_Goal_
Copy, word for word, the lines in the records below, from the one holding "x-tick-label: 1000 — [426, 413, 457, 429]" through the one holding "series-layer — [98, 28, 513, 372]", with both of those lines included.

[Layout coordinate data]
....

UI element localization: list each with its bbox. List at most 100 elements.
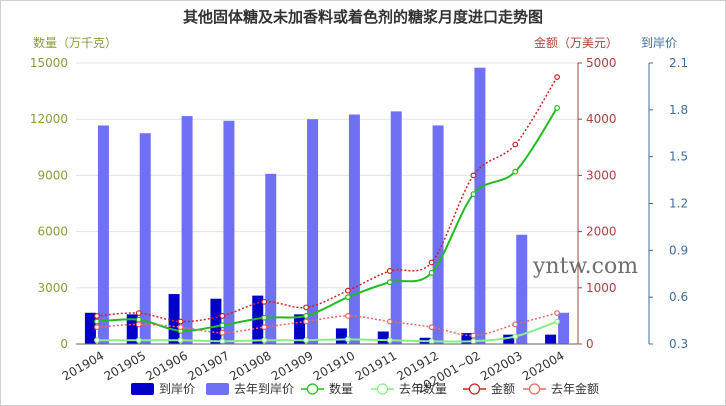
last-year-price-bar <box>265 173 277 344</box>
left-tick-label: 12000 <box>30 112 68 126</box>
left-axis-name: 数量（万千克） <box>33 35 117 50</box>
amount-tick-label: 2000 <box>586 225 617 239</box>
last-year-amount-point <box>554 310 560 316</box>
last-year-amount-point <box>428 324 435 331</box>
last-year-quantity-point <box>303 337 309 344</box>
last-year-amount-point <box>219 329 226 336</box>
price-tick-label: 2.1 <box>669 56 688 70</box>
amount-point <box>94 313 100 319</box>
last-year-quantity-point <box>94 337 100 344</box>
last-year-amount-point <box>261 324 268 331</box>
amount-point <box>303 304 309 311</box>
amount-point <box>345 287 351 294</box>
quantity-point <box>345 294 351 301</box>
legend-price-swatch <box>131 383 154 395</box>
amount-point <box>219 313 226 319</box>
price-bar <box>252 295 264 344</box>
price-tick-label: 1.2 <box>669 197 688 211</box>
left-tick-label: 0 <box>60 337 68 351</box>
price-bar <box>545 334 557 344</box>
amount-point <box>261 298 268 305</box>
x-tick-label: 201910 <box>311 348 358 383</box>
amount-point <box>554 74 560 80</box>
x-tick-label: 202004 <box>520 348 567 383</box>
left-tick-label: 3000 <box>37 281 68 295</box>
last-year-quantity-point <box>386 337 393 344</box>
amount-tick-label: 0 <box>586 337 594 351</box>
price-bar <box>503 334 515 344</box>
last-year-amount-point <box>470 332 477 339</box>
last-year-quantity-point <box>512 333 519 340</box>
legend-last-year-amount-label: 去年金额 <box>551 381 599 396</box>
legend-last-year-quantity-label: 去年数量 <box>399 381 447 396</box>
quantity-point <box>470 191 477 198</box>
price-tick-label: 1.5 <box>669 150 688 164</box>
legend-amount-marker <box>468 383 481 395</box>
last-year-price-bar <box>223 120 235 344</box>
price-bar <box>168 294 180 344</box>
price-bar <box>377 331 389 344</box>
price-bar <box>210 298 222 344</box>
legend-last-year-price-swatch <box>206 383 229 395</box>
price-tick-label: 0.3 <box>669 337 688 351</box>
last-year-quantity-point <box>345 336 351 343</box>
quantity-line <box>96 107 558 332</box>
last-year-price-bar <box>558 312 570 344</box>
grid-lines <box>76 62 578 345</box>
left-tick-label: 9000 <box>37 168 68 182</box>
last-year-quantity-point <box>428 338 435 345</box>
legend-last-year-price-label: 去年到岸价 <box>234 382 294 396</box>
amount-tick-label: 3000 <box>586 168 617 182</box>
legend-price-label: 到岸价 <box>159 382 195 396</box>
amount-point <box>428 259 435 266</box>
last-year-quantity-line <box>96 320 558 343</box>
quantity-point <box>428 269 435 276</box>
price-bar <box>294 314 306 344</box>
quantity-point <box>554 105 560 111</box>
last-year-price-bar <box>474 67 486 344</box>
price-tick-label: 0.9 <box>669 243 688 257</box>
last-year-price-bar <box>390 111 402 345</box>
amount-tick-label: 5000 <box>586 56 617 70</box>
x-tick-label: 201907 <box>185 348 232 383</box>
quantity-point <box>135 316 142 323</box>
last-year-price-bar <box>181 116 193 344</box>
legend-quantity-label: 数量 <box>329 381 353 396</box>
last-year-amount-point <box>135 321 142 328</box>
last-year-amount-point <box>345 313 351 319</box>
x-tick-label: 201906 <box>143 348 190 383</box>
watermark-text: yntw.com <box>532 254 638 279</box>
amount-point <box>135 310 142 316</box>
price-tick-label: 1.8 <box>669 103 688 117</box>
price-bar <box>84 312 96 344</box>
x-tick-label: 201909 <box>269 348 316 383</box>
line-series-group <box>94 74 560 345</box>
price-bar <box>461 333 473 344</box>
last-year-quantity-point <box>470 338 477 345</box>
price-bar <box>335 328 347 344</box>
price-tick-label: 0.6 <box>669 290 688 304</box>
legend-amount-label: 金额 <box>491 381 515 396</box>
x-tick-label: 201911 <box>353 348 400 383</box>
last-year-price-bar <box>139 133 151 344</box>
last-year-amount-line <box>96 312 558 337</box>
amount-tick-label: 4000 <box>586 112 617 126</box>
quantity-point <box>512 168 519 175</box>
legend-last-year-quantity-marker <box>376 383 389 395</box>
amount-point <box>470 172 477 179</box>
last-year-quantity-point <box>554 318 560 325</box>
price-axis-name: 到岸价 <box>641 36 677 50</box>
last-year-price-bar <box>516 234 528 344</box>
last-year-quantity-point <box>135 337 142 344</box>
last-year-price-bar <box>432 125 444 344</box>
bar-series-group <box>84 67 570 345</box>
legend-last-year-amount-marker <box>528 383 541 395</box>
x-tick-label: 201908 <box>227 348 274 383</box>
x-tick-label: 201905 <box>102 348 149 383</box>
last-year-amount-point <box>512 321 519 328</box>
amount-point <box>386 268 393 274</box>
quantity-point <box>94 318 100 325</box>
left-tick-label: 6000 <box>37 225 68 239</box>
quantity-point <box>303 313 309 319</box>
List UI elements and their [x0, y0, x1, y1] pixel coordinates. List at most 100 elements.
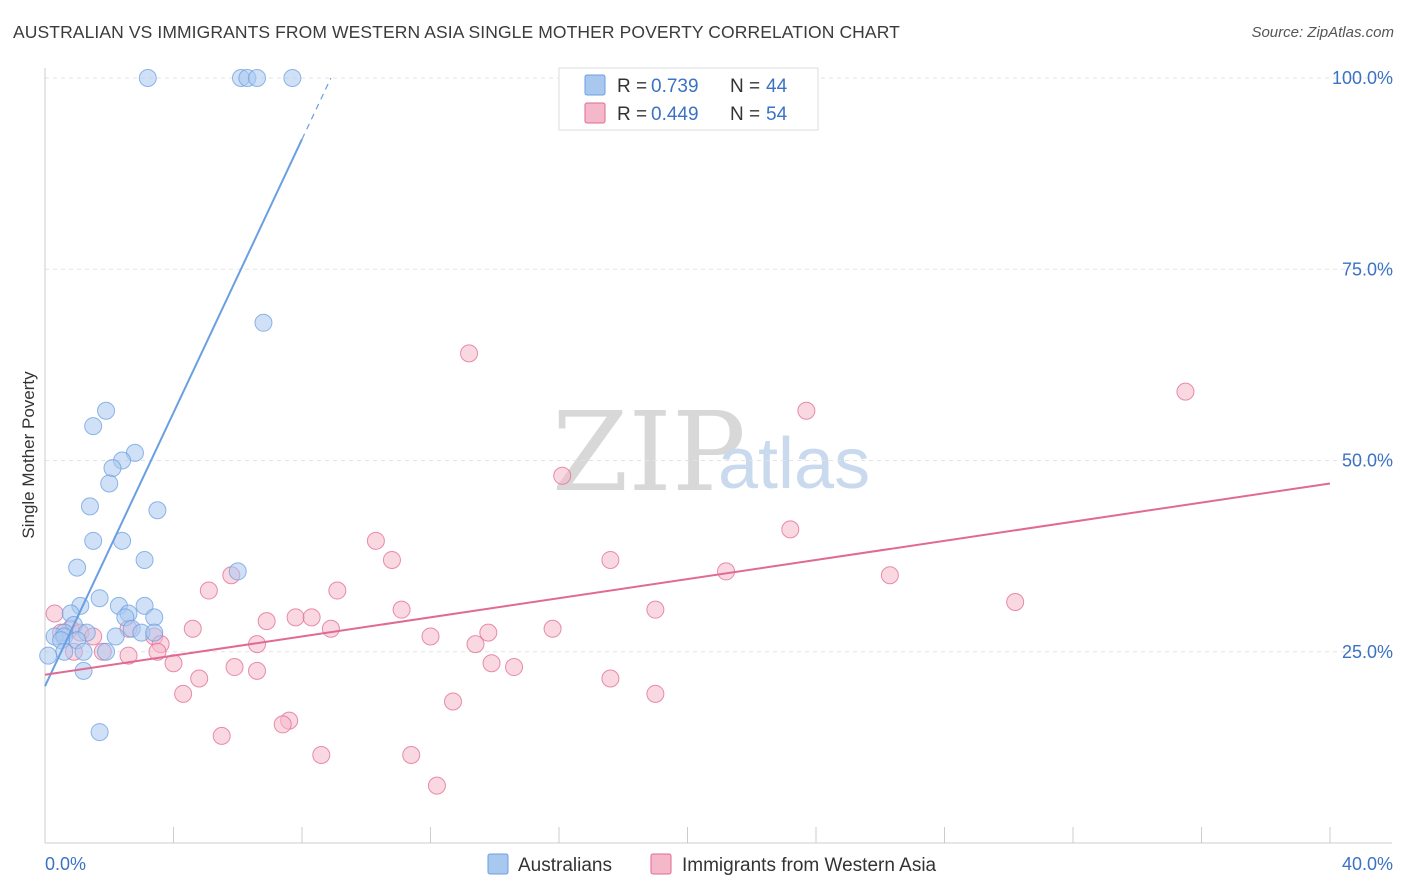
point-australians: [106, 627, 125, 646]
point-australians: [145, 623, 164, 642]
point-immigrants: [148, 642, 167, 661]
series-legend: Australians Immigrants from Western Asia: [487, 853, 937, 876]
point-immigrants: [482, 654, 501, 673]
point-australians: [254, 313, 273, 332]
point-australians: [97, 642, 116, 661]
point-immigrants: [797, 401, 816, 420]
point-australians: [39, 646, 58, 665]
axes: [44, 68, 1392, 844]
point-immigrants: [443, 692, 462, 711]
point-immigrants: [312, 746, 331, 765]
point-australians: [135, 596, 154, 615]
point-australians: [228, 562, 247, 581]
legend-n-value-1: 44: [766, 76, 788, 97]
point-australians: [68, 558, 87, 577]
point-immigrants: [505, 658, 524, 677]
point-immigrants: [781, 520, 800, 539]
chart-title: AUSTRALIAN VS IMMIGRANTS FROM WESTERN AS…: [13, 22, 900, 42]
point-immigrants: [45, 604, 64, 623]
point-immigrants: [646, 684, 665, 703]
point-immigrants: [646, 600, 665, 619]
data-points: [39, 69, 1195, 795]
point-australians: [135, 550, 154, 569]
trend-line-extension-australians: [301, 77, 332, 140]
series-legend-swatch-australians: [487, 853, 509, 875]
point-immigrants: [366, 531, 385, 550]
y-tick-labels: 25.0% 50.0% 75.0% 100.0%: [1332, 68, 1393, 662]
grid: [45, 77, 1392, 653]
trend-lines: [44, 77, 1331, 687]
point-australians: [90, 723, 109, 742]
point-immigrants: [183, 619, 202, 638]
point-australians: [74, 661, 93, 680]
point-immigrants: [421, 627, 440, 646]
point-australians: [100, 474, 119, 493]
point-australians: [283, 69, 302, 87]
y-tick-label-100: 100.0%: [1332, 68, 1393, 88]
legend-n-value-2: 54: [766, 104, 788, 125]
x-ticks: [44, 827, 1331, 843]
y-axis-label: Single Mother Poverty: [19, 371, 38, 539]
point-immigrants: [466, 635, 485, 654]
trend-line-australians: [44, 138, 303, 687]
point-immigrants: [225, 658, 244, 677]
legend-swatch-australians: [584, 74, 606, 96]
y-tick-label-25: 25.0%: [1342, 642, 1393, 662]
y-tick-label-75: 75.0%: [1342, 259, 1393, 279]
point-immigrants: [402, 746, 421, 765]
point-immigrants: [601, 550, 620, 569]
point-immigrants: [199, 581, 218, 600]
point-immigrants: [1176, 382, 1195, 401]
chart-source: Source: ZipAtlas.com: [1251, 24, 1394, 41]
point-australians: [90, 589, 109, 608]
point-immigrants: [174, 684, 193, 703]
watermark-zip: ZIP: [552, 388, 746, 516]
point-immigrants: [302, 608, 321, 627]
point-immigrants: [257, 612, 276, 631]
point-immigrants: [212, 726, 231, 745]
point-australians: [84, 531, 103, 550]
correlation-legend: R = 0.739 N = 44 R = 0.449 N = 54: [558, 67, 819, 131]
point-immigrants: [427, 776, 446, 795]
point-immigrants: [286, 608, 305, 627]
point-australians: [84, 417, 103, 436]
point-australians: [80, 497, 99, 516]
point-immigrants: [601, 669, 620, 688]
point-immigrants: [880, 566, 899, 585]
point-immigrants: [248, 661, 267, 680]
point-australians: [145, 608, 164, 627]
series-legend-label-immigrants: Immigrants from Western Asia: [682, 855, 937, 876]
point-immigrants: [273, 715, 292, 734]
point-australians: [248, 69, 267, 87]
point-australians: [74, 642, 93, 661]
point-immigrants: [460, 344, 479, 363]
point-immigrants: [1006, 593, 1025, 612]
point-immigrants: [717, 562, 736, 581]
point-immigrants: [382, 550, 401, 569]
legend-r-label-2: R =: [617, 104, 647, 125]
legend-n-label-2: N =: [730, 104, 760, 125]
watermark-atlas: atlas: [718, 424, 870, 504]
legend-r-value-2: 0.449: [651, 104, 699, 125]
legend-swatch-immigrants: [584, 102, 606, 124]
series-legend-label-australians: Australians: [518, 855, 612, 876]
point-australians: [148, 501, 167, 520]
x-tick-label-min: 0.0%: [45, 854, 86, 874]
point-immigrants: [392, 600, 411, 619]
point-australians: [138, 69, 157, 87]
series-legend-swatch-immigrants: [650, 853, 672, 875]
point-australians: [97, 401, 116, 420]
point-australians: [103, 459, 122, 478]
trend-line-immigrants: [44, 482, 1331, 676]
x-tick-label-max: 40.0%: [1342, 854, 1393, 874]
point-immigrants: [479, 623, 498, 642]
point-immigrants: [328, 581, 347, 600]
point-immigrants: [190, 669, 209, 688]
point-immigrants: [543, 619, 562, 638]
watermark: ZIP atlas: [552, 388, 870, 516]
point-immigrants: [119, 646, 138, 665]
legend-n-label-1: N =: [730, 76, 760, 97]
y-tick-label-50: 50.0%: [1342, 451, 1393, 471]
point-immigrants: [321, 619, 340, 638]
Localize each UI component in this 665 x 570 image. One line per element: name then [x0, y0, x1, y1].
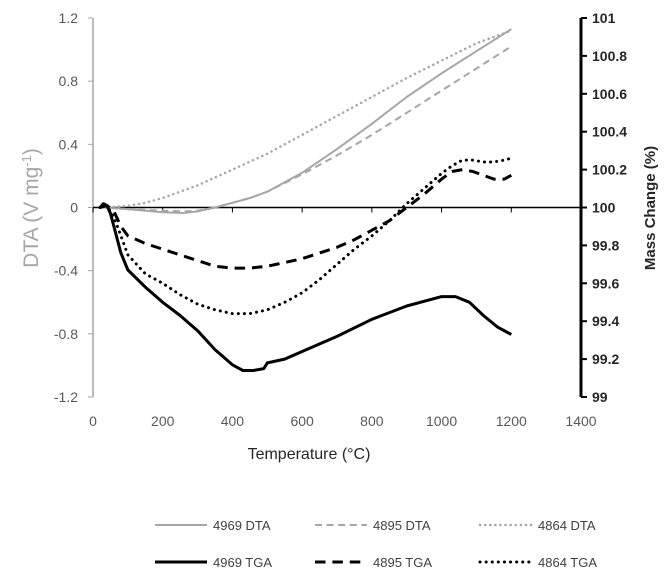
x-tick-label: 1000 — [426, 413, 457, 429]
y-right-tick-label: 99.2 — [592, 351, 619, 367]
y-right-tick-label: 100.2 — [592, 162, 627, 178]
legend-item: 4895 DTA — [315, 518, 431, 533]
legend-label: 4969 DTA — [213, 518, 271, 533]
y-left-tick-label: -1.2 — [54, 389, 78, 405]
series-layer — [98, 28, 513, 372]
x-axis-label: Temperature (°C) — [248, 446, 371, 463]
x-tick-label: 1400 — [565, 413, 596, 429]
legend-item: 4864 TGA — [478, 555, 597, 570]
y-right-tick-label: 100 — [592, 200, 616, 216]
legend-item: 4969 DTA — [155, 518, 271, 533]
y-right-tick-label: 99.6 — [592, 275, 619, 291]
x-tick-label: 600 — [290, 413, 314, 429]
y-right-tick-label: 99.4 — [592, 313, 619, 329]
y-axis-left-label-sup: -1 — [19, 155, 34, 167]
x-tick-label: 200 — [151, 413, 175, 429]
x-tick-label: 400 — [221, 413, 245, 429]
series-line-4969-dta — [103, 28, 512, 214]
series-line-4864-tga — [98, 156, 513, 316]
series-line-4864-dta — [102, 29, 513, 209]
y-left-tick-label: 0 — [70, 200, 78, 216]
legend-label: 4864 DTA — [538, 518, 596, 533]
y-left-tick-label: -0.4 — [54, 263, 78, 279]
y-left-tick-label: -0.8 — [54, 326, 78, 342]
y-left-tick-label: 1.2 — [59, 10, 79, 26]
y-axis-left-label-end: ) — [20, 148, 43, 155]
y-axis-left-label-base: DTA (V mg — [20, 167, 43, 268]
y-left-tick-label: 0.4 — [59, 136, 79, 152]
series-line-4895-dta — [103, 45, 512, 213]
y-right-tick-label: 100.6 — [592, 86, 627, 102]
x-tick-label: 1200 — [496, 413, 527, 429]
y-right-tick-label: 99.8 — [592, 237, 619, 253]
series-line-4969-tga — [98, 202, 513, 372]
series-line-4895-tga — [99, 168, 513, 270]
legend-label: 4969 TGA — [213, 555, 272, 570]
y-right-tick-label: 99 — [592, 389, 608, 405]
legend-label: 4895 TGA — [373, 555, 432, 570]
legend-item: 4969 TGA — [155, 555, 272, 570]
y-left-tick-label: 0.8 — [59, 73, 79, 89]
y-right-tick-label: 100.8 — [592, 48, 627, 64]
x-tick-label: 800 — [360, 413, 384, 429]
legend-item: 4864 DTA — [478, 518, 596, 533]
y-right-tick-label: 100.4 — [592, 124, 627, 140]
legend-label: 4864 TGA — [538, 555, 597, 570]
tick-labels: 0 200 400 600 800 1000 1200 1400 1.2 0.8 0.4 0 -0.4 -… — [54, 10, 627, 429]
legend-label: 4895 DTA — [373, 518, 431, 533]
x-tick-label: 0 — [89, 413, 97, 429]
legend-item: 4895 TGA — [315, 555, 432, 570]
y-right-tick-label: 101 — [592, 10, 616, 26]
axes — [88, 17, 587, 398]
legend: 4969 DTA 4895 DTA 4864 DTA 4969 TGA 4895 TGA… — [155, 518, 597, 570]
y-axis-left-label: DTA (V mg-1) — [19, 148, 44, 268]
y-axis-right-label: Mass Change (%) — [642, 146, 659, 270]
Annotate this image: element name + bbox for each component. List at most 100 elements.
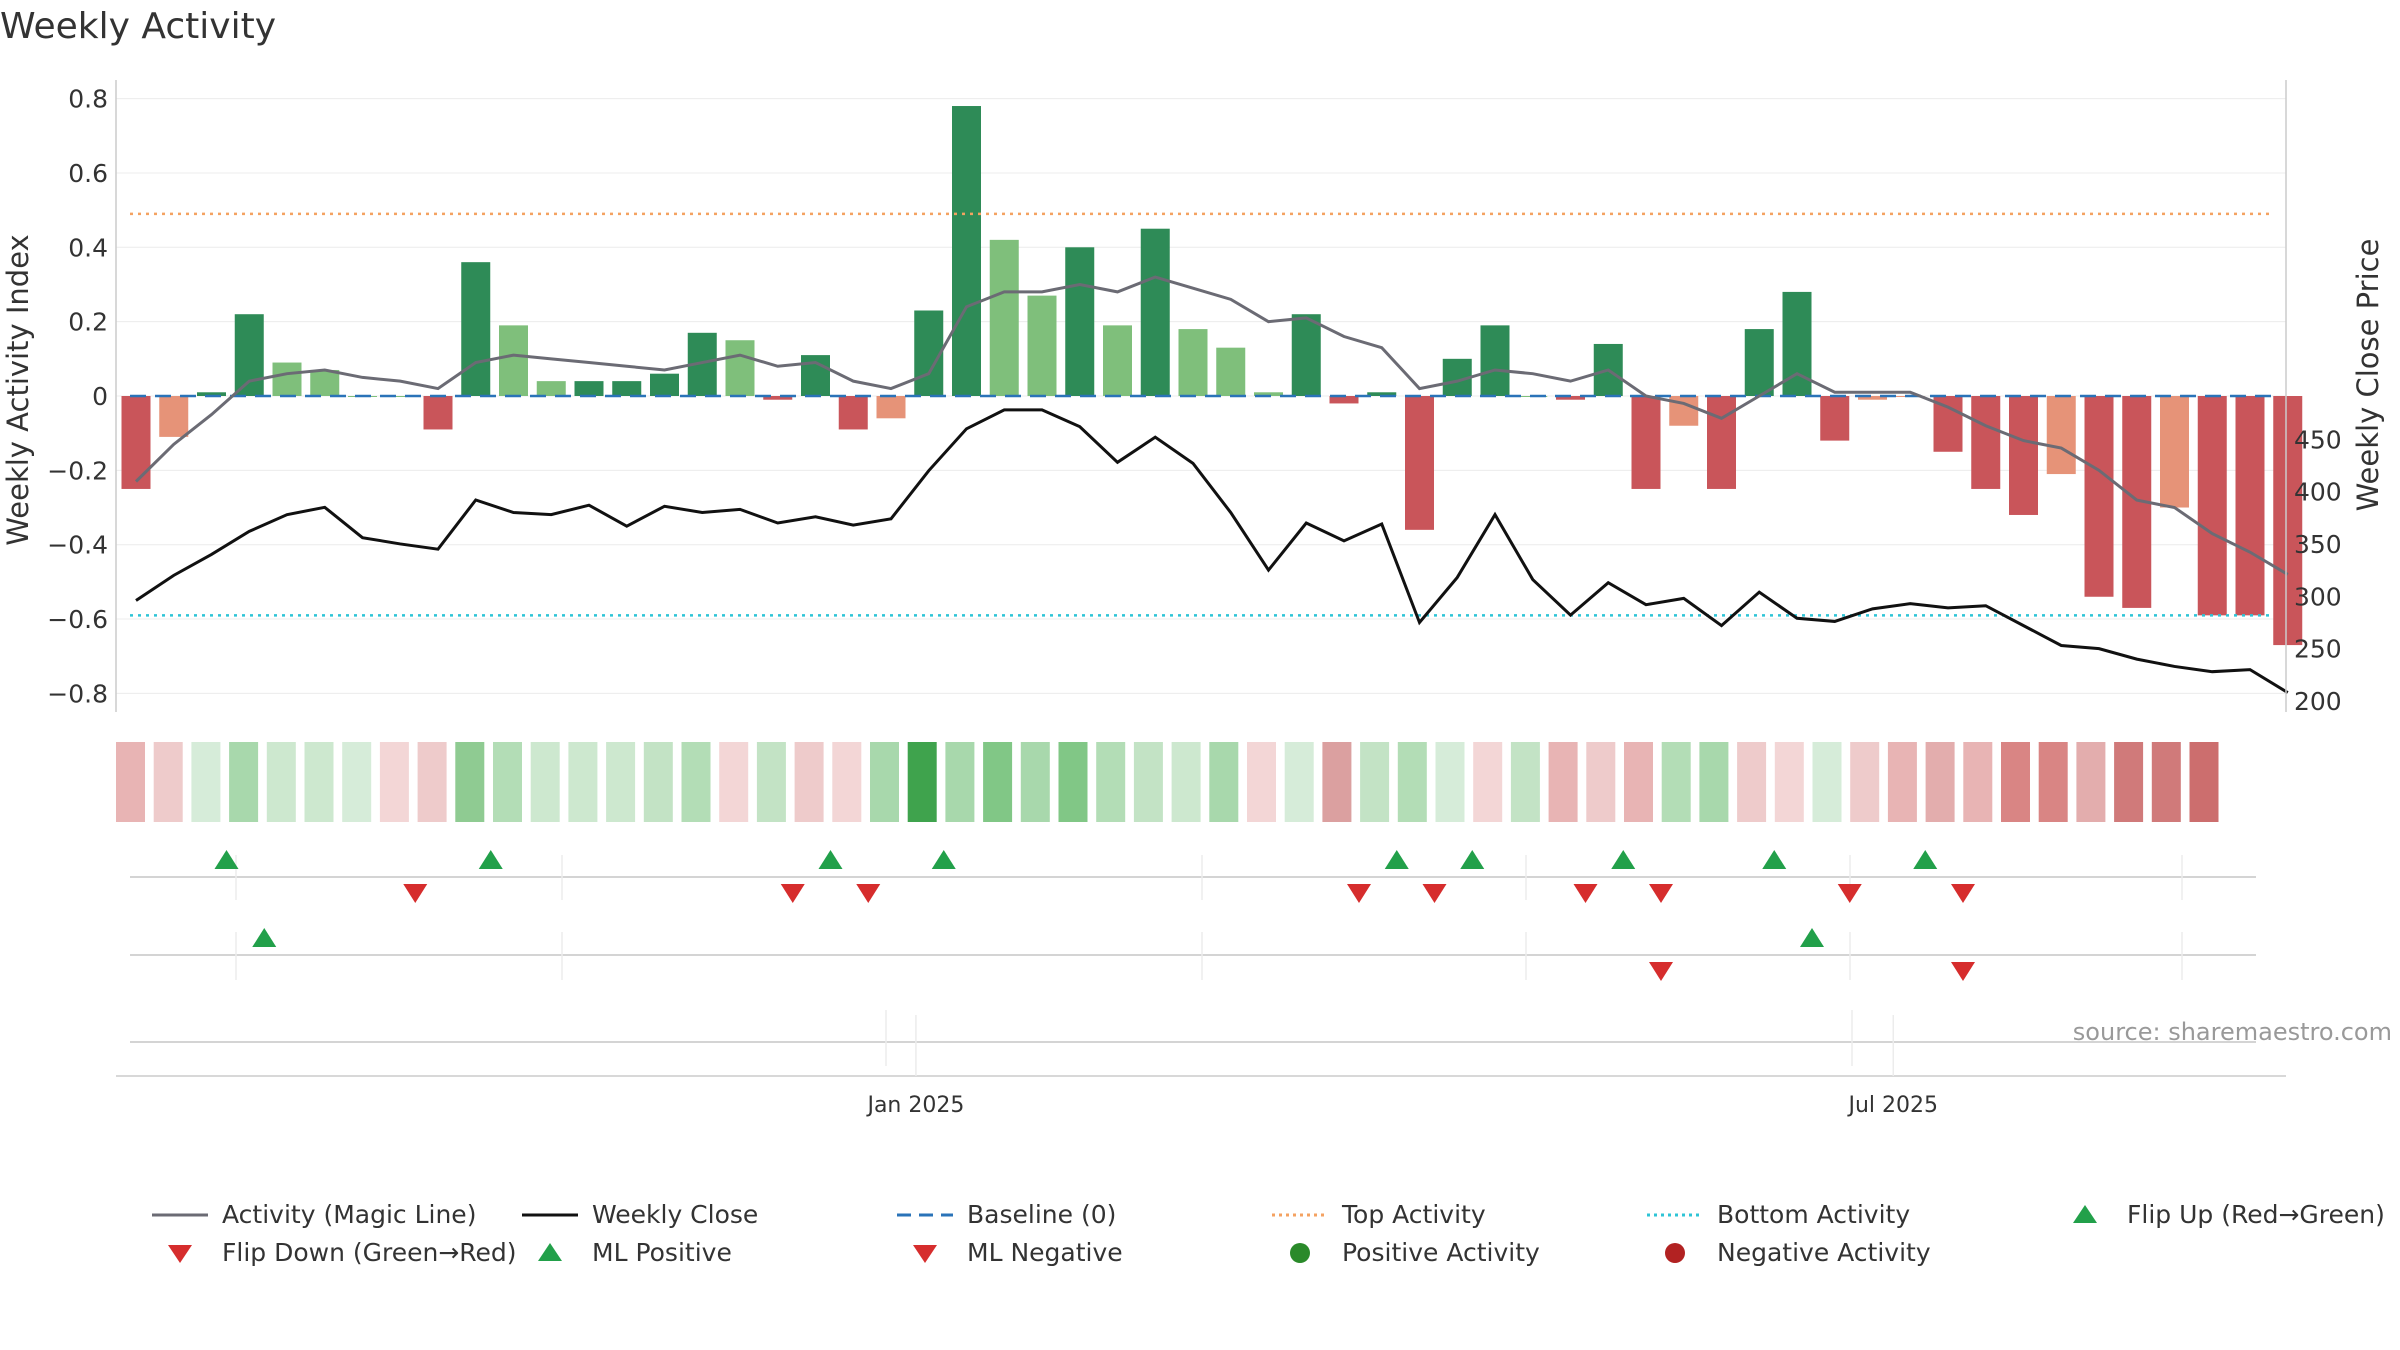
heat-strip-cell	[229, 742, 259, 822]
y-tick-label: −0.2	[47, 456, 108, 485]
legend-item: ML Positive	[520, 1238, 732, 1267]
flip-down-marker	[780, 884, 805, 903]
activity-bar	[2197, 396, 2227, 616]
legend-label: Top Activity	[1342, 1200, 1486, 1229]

....

_Problem solution_
x-tick-label: 1000 — [426, 413, 457, 429]
y-right-tick-label: 99.2 — [592, 351, 619, 367]
y-right-tick-label: 100.2 — [592, 162, 627, 178]
legend-item: 4895 DTA — [315, 518, 431, 533]
legend-label: 4969 DTA — [213, 518, 271, 533]
y-left-tick-label: -1.2 — [54, 389, 78, 405]
series-layer — [98, 28, 513, 372]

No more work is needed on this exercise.